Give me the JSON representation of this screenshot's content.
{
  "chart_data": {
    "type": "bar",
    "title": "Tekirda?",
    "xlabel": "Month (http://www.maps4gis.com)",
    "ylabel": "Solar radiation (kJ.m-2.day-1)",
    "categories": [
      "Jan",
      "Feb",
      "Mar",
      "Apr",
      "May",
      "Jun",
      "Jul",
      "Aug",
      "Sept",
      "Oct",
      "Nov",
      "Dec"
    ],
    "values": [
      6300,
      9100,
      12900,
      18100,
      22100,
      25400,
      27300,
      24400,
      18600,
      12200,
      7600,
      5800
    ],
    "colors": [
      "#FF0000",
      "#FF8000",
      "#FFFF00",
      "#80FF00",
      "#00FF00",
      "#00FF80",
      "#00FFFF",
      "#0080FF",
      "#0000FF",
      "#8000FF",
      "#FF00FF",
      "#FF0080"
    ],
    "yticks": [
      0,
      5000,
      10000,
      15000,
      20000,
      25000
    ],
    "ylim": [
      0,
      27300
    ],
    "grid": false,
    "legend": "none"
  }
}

—————

_Requirement_:
Repeat the material above in full, keeping every word.

_Answer to this problem_:
Give me the JSON representation of this screenshot's content.
{
  "chart_data": {
    "type": "bar",
    "title": "Tekirda?",
    "xlabel": "Month (http://www.maps4gis.com)",
    "ylabel": "Solar radiation (kJ.m-2.day-1)",
    "categories": [
      "Jan",
      "Feb",
      "Mar",
      "Apr",
      "May",
      "Jun",
      "Jul",
      "Aug",
      "Sept",
      "Oct",
      "Nov",
      "Dec"
    ],
    "values": [
      6300,
      9100,
      12900,
      18100,
      22100,
      25400,
      27300,
      24400,
      18600,
      12200,
      7600,
      5800
    ],
    "colors": [
      "#FF0000",
      "#FF8000",
      "#FFFF00",
      "#80FF00",
      "#00FF00",
      "#00FF80",
      "#00FFFF",
      "#0080FF",
      "#0000FF",
      "#8000FF",
      "#FF00FF",
      "#FF0080"
    ],
    "yticks": [
      0,
      5000,
      10000,
      15000,
      20000,
      25000
    ],
    "ylim": [
      0,
      27300
    ],
    "grid": false,
    "legend": "none"
  }
}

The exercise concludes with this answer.